Collected data
====================
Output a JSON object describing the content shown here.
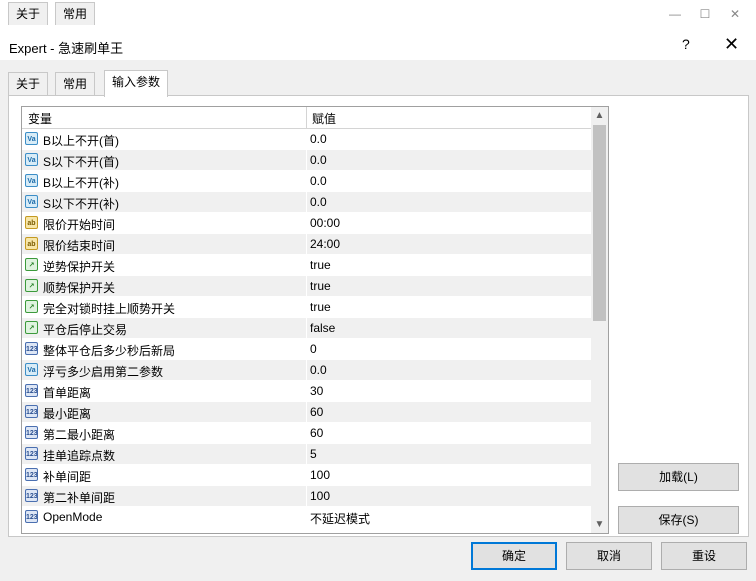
{
  "window": {
    "title": "Expert - 急速刷单王",
    "help": "?",
    "close": "✕",
    "minimize": "—",
    "maximize": "☐",
    "win_close": "✕"
  },
  "tabs": [
    {
      "label": "关于"
    },
    {
      "label": "常用"
    },
    {
      "label": "输入参数"
    }
  ],
  "table": {
    "headers": {
      "variable": "变量",
      "value": "赋值"
    },
    "rows": [
      {
        "icon": "Va",
        "name": "B以上不开(首)",
        "value": "0.0"
      },
      {
        "icon": "Va",
        "name": "S以下不开(首)",
        "value": "0.0"
      },
      {
        "icon": "Va",
        "name": "B以上不开(补)",
        "value": "0.0"
      },
      {
        "icon": "Va",
        "name": "S以下不开(补)",
        "value": "0.0"
      },
      {
        "icon": "ab",
        "name": "限价开始时间",
        "value": "00:00"
      },
      {
        "icon": "ab",
        "name": "限价结束时间",
        "value": "24:00"
      },
      {
        "icon": "bool",
        "name": "逆势保护开关",
        "value": "true"
      },
      {
        "icon": "bool",
        "name": "顺势保护开关",
        "value": "true"
      },
      {
        "icon": "bool",
        "name": "完全对锁时挂上顺势开关",
        "value": "true"
      },
      {
        "icon": "bool",
        "name": "平仓后停止交易",
        "value": "false"
      },
      {
        "icon": "123",
        "name": "整体平仓后多少秒后新局",
        "value": "0"
      },
      {
        "icon": "Va",
        "name": "浮亏多少启用第二参数",
        "value": "0.0"
      },
      {
        "icon": "123",
        "name": "首单距离",
        "value": "30"
      },
      {
        "icon": "123",
        "name": "最小距离",
        "value": "60"
      },
      {
        "icon": "123",
        "name": "第二最小距离",
        "value": "60"
      },
      {
        "icon": "123",
        "name": "挂单追踪点数",
        "value": "5"
      },
      {
        "icon": "123",
        "name": "补单间距",
        "value": "100"
      },
      {
        "icon": "123",
        "name": "第二补单间距",
        "value": "100"
      },
      {
        "icon": "123",
        "name": "OpenMode",
        "value": "不延迟模式"
      }
    ]
  },
  "icons": {
    "up": "▲",
    "down": "▼"
  },
  "buttons": {
    "load": "加载(L)",
    "save": "保存(S)",
    "ok": "确定",
    "cancel": "取消",
    "reset": "重设"
  },
  "colors": {
    "accent": "#0078d7",
    "alt_row": "#f0f0f0"
  }
}
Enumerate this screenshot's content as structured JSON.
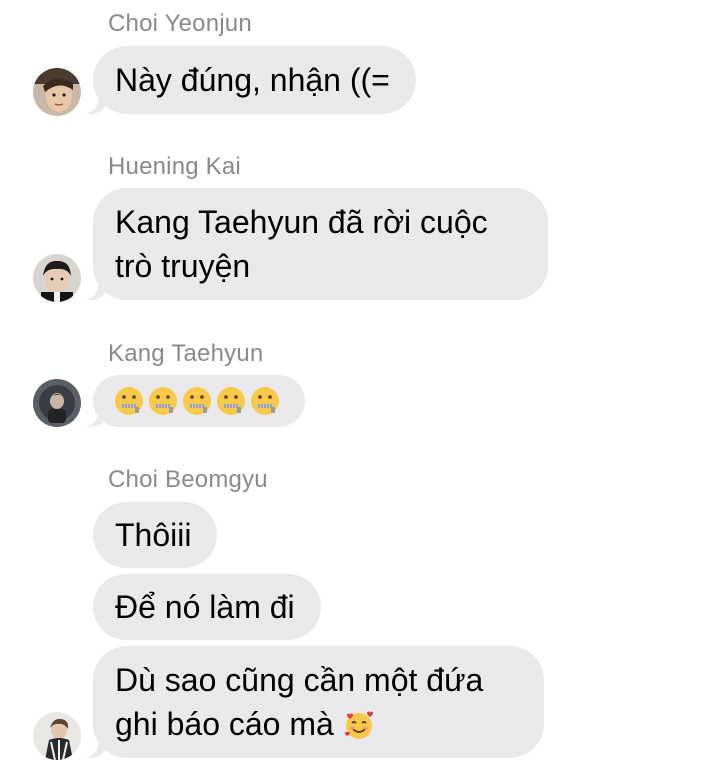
====================
## SHORT PROBLEM
Your task is to reproduce all of the material exactly. The pictures stay out.

## EXPECTED ANSWER
Output a JSON object describing the content shown here.
{
  "window": {
    "title": "Expert - 急速刷单王",
    "help": "?",
    "close": "✕",
    "minimize": "—",
    "maximize": "☐",
    "win_close": "✕"
  },
  "tabs": [
    {
      "label": "关于"
    },
    {
      "label": "常用"
    },
    {
      "label": "输入参数"
    }
  ],
  "table": {
    "headers": {
      "variable": "变量",
      "value": "赋值"
    },
    "rows": [
      {
        "icon": "Va",
        "name": "B以上不开(首)",
        "value": "0.0"
      },
      {
        "icon": "Va",
        "name": "S以下不开(首)",
        "value": "0.0"
      },
      {
        "icon": "Va",
        "name": "B以上不开(补)",
        "value": "0.0"
      },
      {
        "icon": "Va",
        "name": "S以下不开(补)",
        "value": "0.0"
      },
      {
        "icon": "ab",
        "name": "限价开始时间",
        "value": "00:00"
      },
      {
        "icon": "ab",
        "name": "限价结束时间",
        "value": "24:00"
      },
      {
        "icon": "bool",
        "name": "逆势保护开关",
        "value": "true"
      },
      {
        "icon": "bool",
        "name": "顺势保护开关",
        "value": "true"
      },
      {
        "icon": "bool",
        "name": "完全对锁时挂上顺势开关",
        "value": "true"
      },
      {
        "icon": "bool",
        "name": "平仓后停止交易",
        "value": "false"
      },
      {
        "icon": "123",
        "name": "整体平仓后多少秒后新局",
        "value": "0"
      },
      {
        "icon": "Va",
        "name": "浮亏多少启用第二参数",
        "value": "0.0"
      },
      {
        "icon": "123",
        "name": "首单距离",
        "value": "30"
      },
      {
        "icon": "123",
        "name": "最小距离",
        "value": "60"
      },
      {
        "icon": "123",
        "name": "第二最小距离",
        "value": "60"
      },
      {
        "icon": "123",
        "name": "挂单追踪点数",
        "value": "5"
      },
      {
        "icon": "123",
        "name": "补单间距",
        "value": "100"
      },
      {
        "icon": "123",
        "name": "第二补单间距",
        "value": "100"
      },
      {
        "icon": "123",
        "name": "OpenMode",
        "value": "不延迟模式"
      }
    ]
  },
  "icons": {
    "up": "▲",
    "down": "▼"
  },
  "buttons": {
    "load": "加载(L)",
    "save": "保存(S)",
    "ok": "确定",
    "cancel": "取消",
    "reset": "重设"
  },
  "colors": {
    "accent": "#0078d7",
    "alt_row": "#f0f0f0"
  }
}
Enumerate this screenshot's content as structured JSON.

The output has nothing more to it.